### EXERCISE
Will you extract the entries word for word? Images should not appear in the copy.

### RECORD EXTRACTS
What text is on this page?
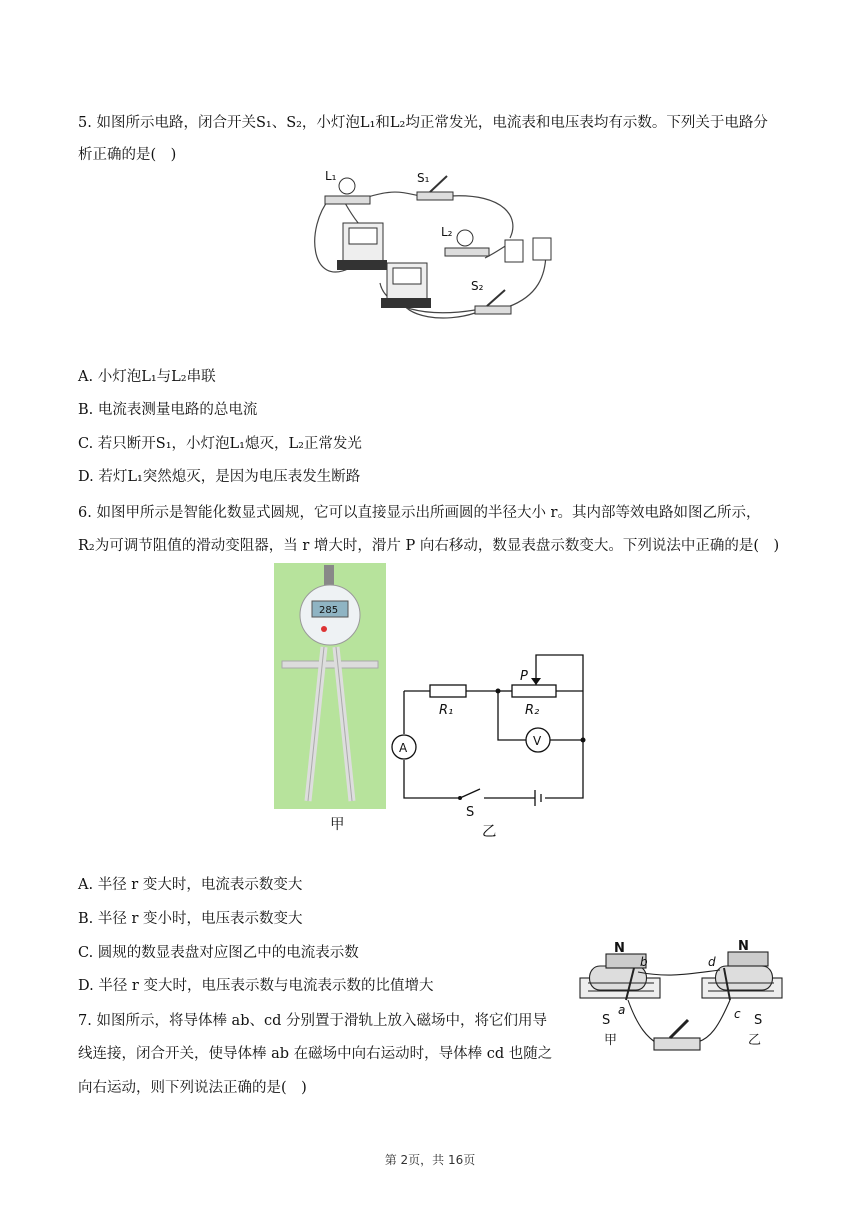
5. 如图所示电路，闭合开关S₁、S₂，小灯泡L₁和L₂均正常发光，电流表和电压表均有示数。下列关于电路分
析正确的是(　)
L₁	S₁
L₂
S₂
A. 小灯泡L₁与L₂串联
B. 电流表测量电路的总电流
C. 若只断开S₁，小灯泡L₁熄灭，L₂正常发光
D. 若灯L₁突然熄灭，是因为电压表发生断路
6. 如图甲所示是智能化数显式圆规，它可以直接显示出所画圆的半径大小 r。其内部等效电路如图乙所示，
R₂为可调节阻值的滑动变阻器，当 r 增大时，滑片 P 向右移动，数显表盘示数变大。下列说法中正确的是(　)
285
甲
A	V
R₁	R₂
P
S
乙
A. 半径 r 变大时，电流表示数变大
B. 半径 r 变小时，电压表示数变大
C. 圆规的数显表盘对应图乙中的电流表示数
D. 半径 r 变大时，电压表示数与电流表示数的比值增大
7. 如图所示，将导体棒 ab、cd 分别置于滑轨上放入磁场中，将它们用导
线连接，闭合开关，使导体棒 ab 在磁场中向右运动时，导体棒 cd 也随之
向右运动，则下列说法正确的是(　)
N
S
b
a
甲
N
S
d
c
乙
第 2页，共 16页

### EXPECTED ANSWER
What text is on this page?
5. 如图所示电路，闭合开关S₁、S₂，小灯泡L₁和L₂均正常发光，电流表和电压表均有示数。下列关于电路分
析正确的是(　)
L₁	S₁
L₂
S₂
A. 小灯泡L₁与L₂串联
B. 电流表测量电路的总电流
C. 若只断开S₁，小灯泡L₁熄灭，L₂正常发光
D. 若灯L₁突然熄灭，是因为电压表发生断路
6. 如图甲所示是智能化数显式圆规，它可以直接显示出所画圆的半径大小 r。其内部等效电路如图乙所示，
R₂为可调节阻值的滑动变阻器，当 r 增大时，滑片 P 向右移动，数显表盘示数变大。下列说法中正确的是(　)
285
甲
A	V
R₁	R₂
P
S
乙
A. 半径 r 变大时，电流表示数变大
B. 半径 r 变小时，电压表示数变大
C. 圆规的数显表盘对应图乙中的电流表示数
D. 半径 r 变大时，电压表示数与电流表示数的比值增大
7. 如图所示，将导体棒 ab、cd 分别置于滑轨上放入磁场中，将它们用导
线连接，闭合开关，使导体棒 ab 在磁场中向右运动时，导体棒 cd 也随之
向右运动，则下列说法正确的是(　)
N
S
b
a
甲
N
S
d
c
乙
第 2页，共 16页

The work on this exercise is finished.